▶ EXERCISE DIRECTIONS
In your copy, leave out the pictures; write out all the data exactly.

▶ RECORDS SHOWN
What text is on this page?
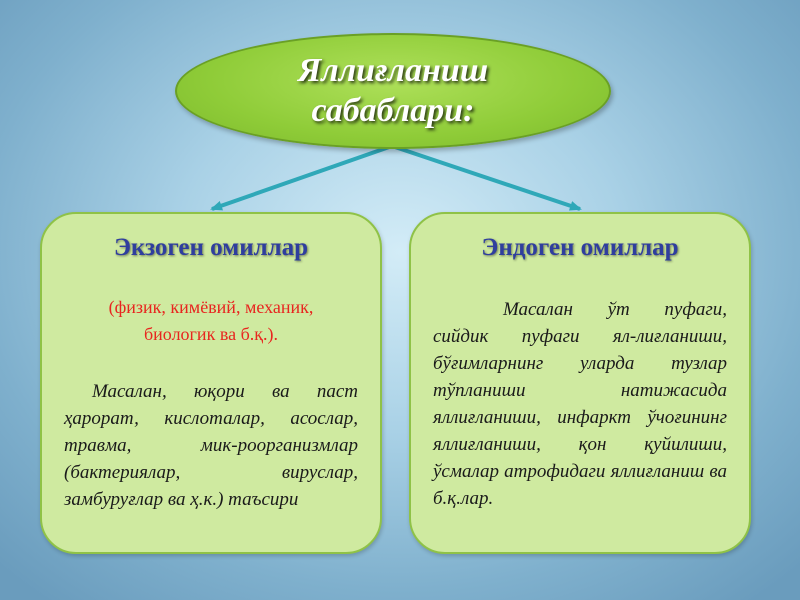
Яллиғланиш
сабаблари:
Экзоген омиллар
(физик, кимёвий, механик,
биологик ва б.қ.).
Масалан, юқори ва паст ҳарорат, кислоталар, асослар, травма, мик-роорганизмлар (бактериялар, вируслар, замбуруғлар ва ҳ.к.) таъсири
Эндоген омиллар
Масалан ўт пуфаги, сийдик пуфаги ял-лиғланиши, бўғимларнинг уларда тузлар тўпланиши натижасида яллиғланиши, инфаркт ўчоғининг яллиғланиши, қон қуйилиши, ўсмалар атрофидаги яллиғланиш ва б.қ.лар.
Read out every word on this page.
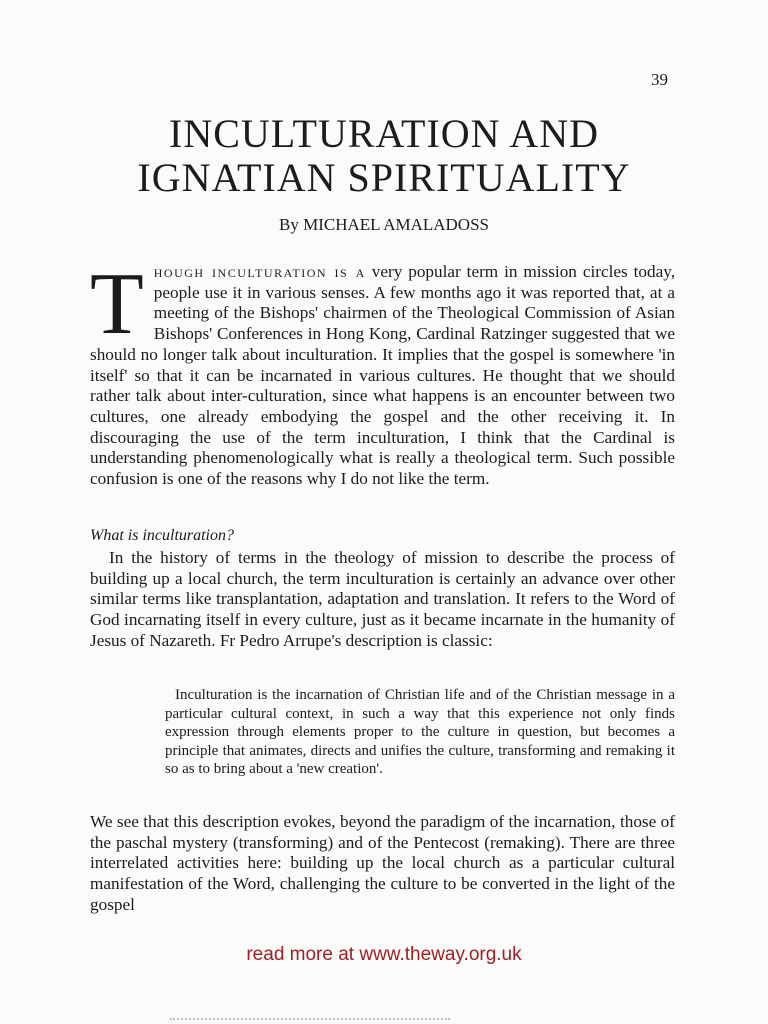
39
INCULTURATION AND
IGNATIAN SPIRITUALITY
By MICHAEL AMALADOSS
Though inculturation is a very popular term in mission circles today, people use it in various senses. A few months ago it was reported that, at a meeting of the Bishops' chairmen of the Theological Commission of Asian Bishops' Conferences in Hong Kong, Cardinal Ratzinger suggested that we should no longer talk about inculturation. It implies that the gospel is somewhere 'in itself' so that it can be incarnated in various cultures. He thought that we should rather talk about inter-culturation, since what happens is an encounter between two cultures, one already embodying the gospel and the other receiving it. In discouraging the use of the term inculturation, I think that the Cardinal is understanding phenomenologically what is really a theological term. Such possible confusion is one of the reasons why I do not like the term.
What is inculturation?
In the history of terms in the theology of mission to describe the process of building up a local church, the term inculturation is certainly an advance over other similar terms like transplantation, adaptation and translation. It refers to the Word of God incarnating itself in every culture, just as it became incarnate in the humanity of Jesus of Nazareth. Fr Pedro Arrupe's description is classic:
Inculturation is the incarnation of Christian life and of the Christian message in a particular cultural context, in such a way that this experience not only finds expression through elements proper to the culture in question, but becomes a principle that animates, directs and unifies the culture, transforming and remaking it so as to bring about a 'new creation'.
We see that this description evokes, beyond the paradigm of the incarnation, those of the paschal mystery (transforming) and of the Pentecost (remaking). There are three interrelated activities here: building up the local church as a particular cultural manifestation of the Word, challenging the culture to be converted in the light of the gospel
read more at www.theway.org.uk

▶ RESULT OF THE EXERCISE
What text is on this page?
Яллиғланиш
сабаблари:
Экзоген омиллар
(физик, кимёвий, механик,
биологик ва б.қ.).
Масалан, юқори ва паст ҳарорат, кислоталар, асослар, травма, мик-роорганизмлар (бактериялар, вируслар, замбуруғлар ва ҳ.к.) таъсири
Эндоген омиллар
Масалан ўт пуфаги, сийдик пуфаги ял-лиғланиши, бўғимларнинг уларда тузлар тўпланиши натижасида яллиғланиши, инфаркт ўчоғининг яллиғланиши, қон қуйилиши, ўсмалар атрофидаги яллиғланиш ва б.қ.лар.
Read out every word on this page.
39
INCULTURATION AND
IGNATIAN SPIRITUALITY
By MICHAEL AMALADOSS
Though inculturation is a very popular term in mission circles today, people use it in various senses. A few months ago it was reported that, at a meeting of the Bishops' chairmen of the Theological Commission of Asian Bishops' Conferences in Hong Kong, Cardinal Ratzinger suggested that we should no longer talk about inculturation. It implies that the gospel is somewhere 'in itself' so that it can be incarnated in various cultures. He thought that we should rather talk about inter-culturation, since what happens is an encounter between two cultures, one already embodying the gospel and the other receiving it. In discouraging the use of the term inculturation, I think that the Cardinal is understanding phenomenologically what is really a theological term. Such possible confusion is one of the reasons why I do not like the term.
What is inculturation?
In the history of terms in the theology of mission to describe the process of building up a local church, the term inculturation is certainly an advance over other similar terms like transplantation, adaptation and translation. It refers to the Word of God incarnating itself in every culture, just as it became incarnate in the humanity of Jesus of Nazareth. Fr Pedro Arrupe's description is classic:
Inculturation is the incarnation of Christian life and of the Christian message in a particular cultural context, in such a way that this experience not only finds expression through elements proper to the culture in question, but becomes a principle that animates, directs and unifies the culture, transforming and remaking it so as to bring about a 'new creation'.
We see that this description evokes, beyond the paradigm of the incarnation, those of the paschal mystery (transforming) and of the Pentecost (remaking). There are three interrelated activities here: building up the local church as a particular cultural manifestation of the Word, challenging the culture to be converted in the light of the gospel
read more at www.theway.org.uk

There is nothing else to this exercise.